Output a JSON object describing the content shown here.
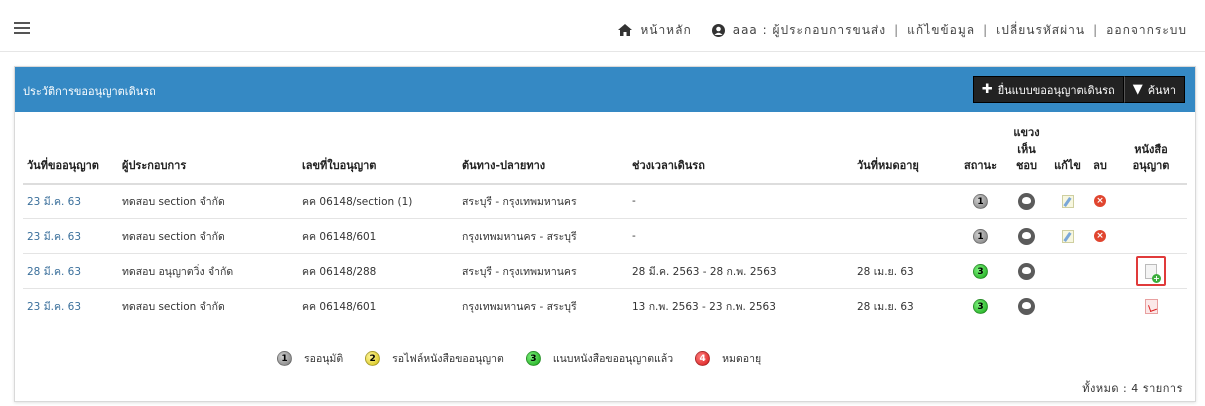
{
  "topnav": {
    "home": "หน้าหลัก",
    "user": "aaa : ผู้ประกอบการขนส่ง",
    "edit_profile": "แก้ไขข้อมูล",
    "change_password": "เปลี่ยนรหัสผ่าน",
    "logout": "ออกจากระบบ",
    "separator": "|"
  },
  "panel": {
    "title": "ประวัติการขออนุญาตเดินรถ",
    "new_button": "ยื่นแบบขออนุญาตเดินรถ",
    "search_button": "ค้นหา"
  },
  "table": {
    "headers": {
      "date": "วันที่ขออนุญาต",
      "operator": "ผู้ประกอบการ",
      "license": "เลขที่ใบอนุญาต",
      "route": "ต้นทาง-ปลายทาง",
      "period": "ช่วงเวลาเดินรถ",
      "expire": "วันที่หมดอายุ",
      "status": "สถานะ",
      "comment_1": "แขวง",
      "comment_2": "เห็นชอบ",
      "edit": "แก้ไข",
      "delete": "ลบ",
      "doc_1": "หนังสือ",
      "doc_2": "อนุญาต"
    },
    "rows": [
      {
        "date": "23 มี.ค. 63",
        "operator": "ทดสอบ section จำกัด",
        "license": "คค 06148/section (1)",
        "route": "สระบุรี - กรุงเทพมหานคร",
        "period": "-",
        "expire": "",
        "status": "1",
        "status_color": "gray",
        "editable": true,
        "deletable": true,
        "doc": "none"
      },
      {
        "date": "23 มี.ค. 63",
        "operator": "ทดสอบ section จำกัด",
        "license": "คค 06148/601",
        "route": "กรุงเทพมหานคร - สระบุรี",
        "period": "-",
        "expire": "",
        "status": "1",
        "status_color": "gray",
        "editable": true,
        "deletable": true,
        "doc": "none"
      },
      {
        "date": "28 มี.ค. 63",
        "operator": "ทดสอบ อนุญาตวิ่ง จำกัด",
        "license": "คค 06148/288",
        "route": "สระบุรี - กรุงเทพมหานคร",
        "period": "28 มี.ค. 2563 - 28 ก.พ. 2563",
        "expire": "28 เม.ย. 63",
        "status": "3",
        "status_color": "green",
        "editable": false,
        "deletable": false,
        "doc": "add"
      },
      {
        "date": "23 มี.ค. 63",
        "operator": "ทดสอบ section จำกัด",
        "license": "คค 06148/601",
        "route": "กรุงเทพมหานคร - สระบุรี",
        "period": "13 ก.พ. 2563 - 23 ก.พ. 2563",
        "expire": "28 เม.ย. 63",
        "status": "3",
        "status_color": "green",
        "editable": false,
        "deletable": false,
        "doc": "pdf"
      }
    ]
  },
  "legend": [
    {
      "num": "1",
      "label": "รออนุมัติ",
      "color": "gray"
    },
    {
      "num": "2",
      "label": "รอไฟล์หนังสือขออนุญาต",
      "color": "yellow"
    },
    {
      "num": "3",
      "label": "แนบหนังสือขออนุญาตแล้ว",
      "color": "green"
    },
    {
      "num": "4",
      "label": "หมดอายุ",
      "color": "red"
    }
  ],
  "total": "ทั้งหมด : 4 รายการ",
  "colors": {
    "header_blue": "#3589c4",
    "button_black": "#222222",
    "link_blue": "#3a6f9b",
    "highlight_red": "#e03a3a"
  }
}
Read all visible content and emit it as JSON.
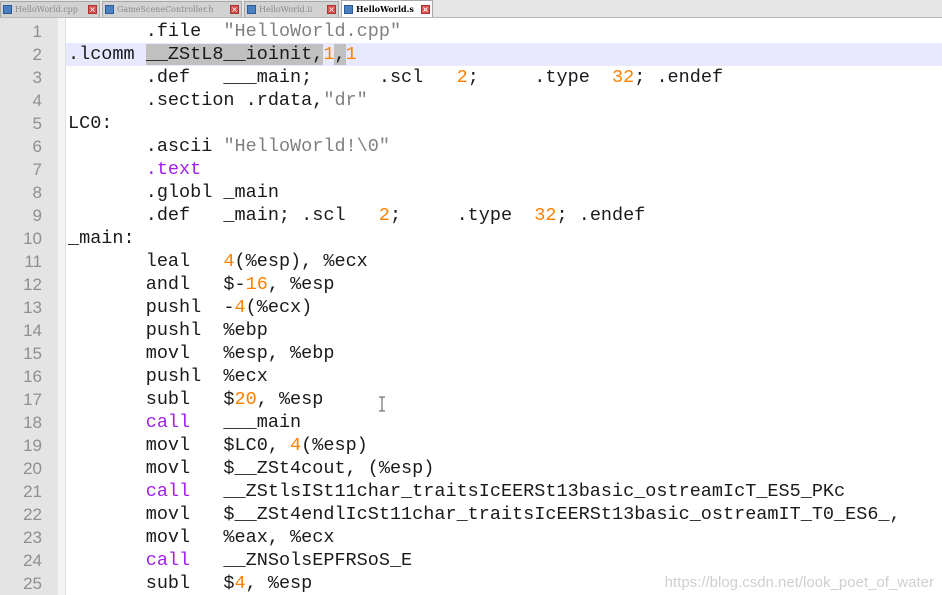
{
  "tabs": [
    {
      "label": "HelloWorld.cpp",
      "active": false
    },
    {
      "label": "GameSceneController.h",
      "active": false
    },
    {
      "label": "HelloWorld.ii",
      "active": false
    },
    {
      "label": "HelloWorld.s",
      "active": true
    }
  ],
  "colors": {
    "keyword": "#a020f0",
    "number": "#ff8000",
    "string": "#808080",
    "current_line": "#e8e8ff",
    "gutter": "#e4e4e4"
  },
  "lines": [
    {
      "n": "1",
      "t": [
        [
          "",
          "\t.file\t"
        ],
        [
          "str",
          "\"HelloWorld.cpp\""
        ]
      ]
    },
    {
      "n": "2",
      "cur": true,
      "t": [
        [
          "",
          ".lcomm "
        ],
        [
          "hl",
          "__ZStL8__ioinit,"
        ],
        [
          "num",
          "1"
        ],
        [
          "hl",
          ","
        ],
        [
          "num",
          "1"
        ]
      ]
    },
    {
      "n": "3",
      "t": [
        [
          "",
          "\t.def\t___main;\t.scl\t"
        ],
        [
          "num",
          "2"
        ],
        [
          "",
          ";\t.type\t"
        ],
        [
          "num",
          "32"
        ],
        [
          "",
          "; .endef"
        ]
      ]
    },
    {
      "n": "4",
      "t": [
        [
          "",
          "\t.section .rdata,"
        ],
        [
          "str",
          "\"dr\""
        ]
      ]
    },
    {
      "n": "5",
      "t": [
        [
          "",
          "LC0:"
        ]
      ]
    },
    {
      "n": "6",
      "t": [
        [
          "",
          "\t.ascii "
        ],
        [
          "str",
          "\"HelloWorld!\\0\""
        ]
      ]
    },
    {
      "n": "7",
      "t": [
        [
          "kw",
          "\t.text"
        ]
      ]
    },
    {
      "n": "8",
      "t": [
        [
          "",
          "\t.globl\t_main"
        ]
      ]
    },
    {
      "n": "9",
      "t": [
        [
          "",
          "\t.def\t_main;\t.scl\t"
        ],
        [
          "num",
          "2"
        ],
        [
          "",
          ";\t.type\t"
        ],
        [
          "num",
          "32"
        ],
        [
          "",
          "; .endef"
        ]
      ]
    },
    {
      "n": "10",
      "t": [
        [
          "",
          "_main:"
        ]
      ]
    },
    {
      "n": "11",
      "t": [
        [
          "",
          "\tleal\t"
        ],
        [
          "num",
          "4"
        ],
        [
          "",
          "(%esp), %ecx"
        ]
      ]
    },
    {
      "n": "12",
      "t": [
        [
          "",
          "\tandl\t$-"
        ],
        [
          "num",
          "16"
        ],
        [
          "",
          ", %esp"
        ]
      ]
    },
    {
      "n": "13",
      "t": [
        [
          "",
          "\tpushl\t-"
        ],
        [
          "num",
          "4"
        ],
        [
          "",
          "(%ecx)"
        ]
      ]
    },
    {
      "n": "14",
      "t": [
        [
          "",
          "\tpushl\t%ebp"
        ]
      ]
    },
    {
      "n": "15",
      "t": [
        [
          "",
          "\tmovl\t%esp, %ebp"
        ]
      ]
    },
    {
      "n": "16",
      "t": [
        [
          "",
          "\tpushl\t%ecx"
        ]
      ]
    },
    {
      "n": "17",
      "t": [
        [
          "",
          "\tsubl\t$"
        ],
        [
          "num",
          "20"
        ],
        [
          "",
          ", %esp"
        ]
      ]
    },
    {
      "n": "18",
      "t": [
        [
          "kw",
          "\tcall"
        ],
        [
          "",
          "\t___main"
        ]
      ]
    },
    {
      "n": "19",
      "t": [
        [
          "",
          "\tmovl\t$LC0, "
        ],
        [
          "num",
          "4"
        ],
        [
          "",
          "(%esp)"
        ]
      ]
    },
    {
      "n": "20",
      "t": [
        [
          "",
          "\tmovl\t$__ZSt4cout, (%esp)"
        ]
      ]
    },
    {
      "n": "21",
      "t": [
        [
          "kw",
          "\tcall"
        ],
        [
          "",
          "\t__ZStlsISt11char_traitsIcEERSt13basic_ostreamIcT_ES5_PKc"
        ]
      ]
    },
    {
      "n": "22",
      "t": [
        [
          "",
          "\tmovl\t$__ZSt4endlIcSt11char_traitsIcEERSt13basic_ostreamIT_T0_ES6_,"
        ]
      ]
    },
    {
      "n": "23",
      "t": [
        [
          "",
          "\tmovl\t%eax, %ecx"
        ]
      ]
    },
    {
      "n": "24",
      "t": [
        [
          "kw",
          "\tcall"
        ],
        [
          "",
          "\t__ZNSolsEPFRSoS_E"
        ]
      ]
    },
    {
      "n": "25",
      "t": [
        [
          "",
          "\tsubl\t$"
        ],
        [
          "num",
          "4"
        ],
        [
          "",
          ", %esp"
        ]
      ]
    }
  ],
  "watermark": "https://blog.csdn.net/look_poet_of_water"
}
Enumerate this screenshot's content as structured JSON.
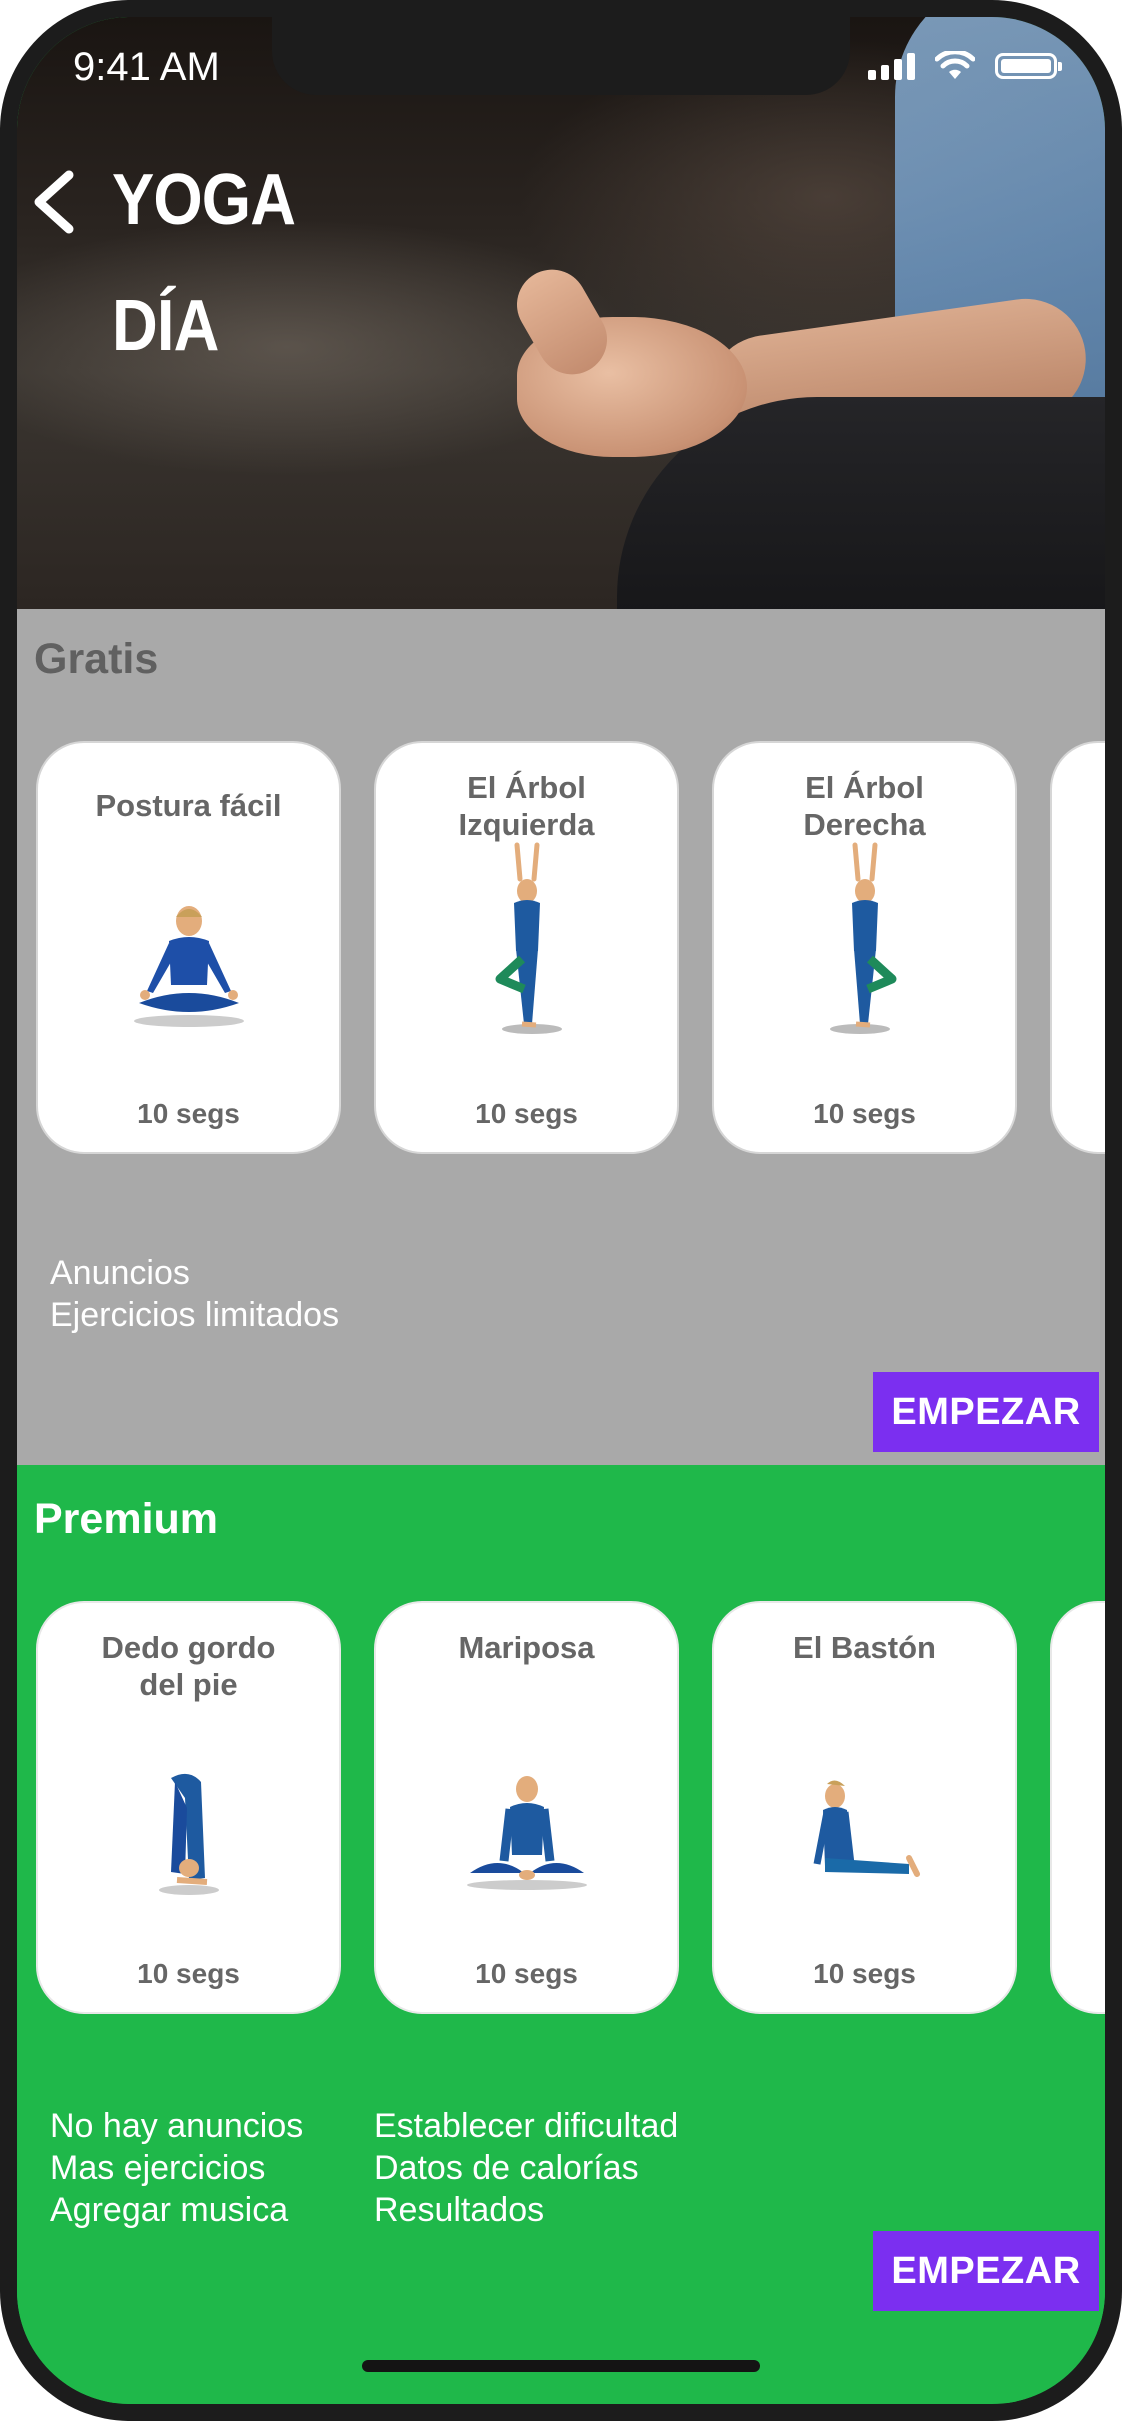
- - -
## What is required
Select every line in the records above that contains the word "JSON".

## Correct output
Output a JSON object describing the content shown here.
Read all visible content and emit it as JSON.
Enumerate this screenshot's content as structured JSON.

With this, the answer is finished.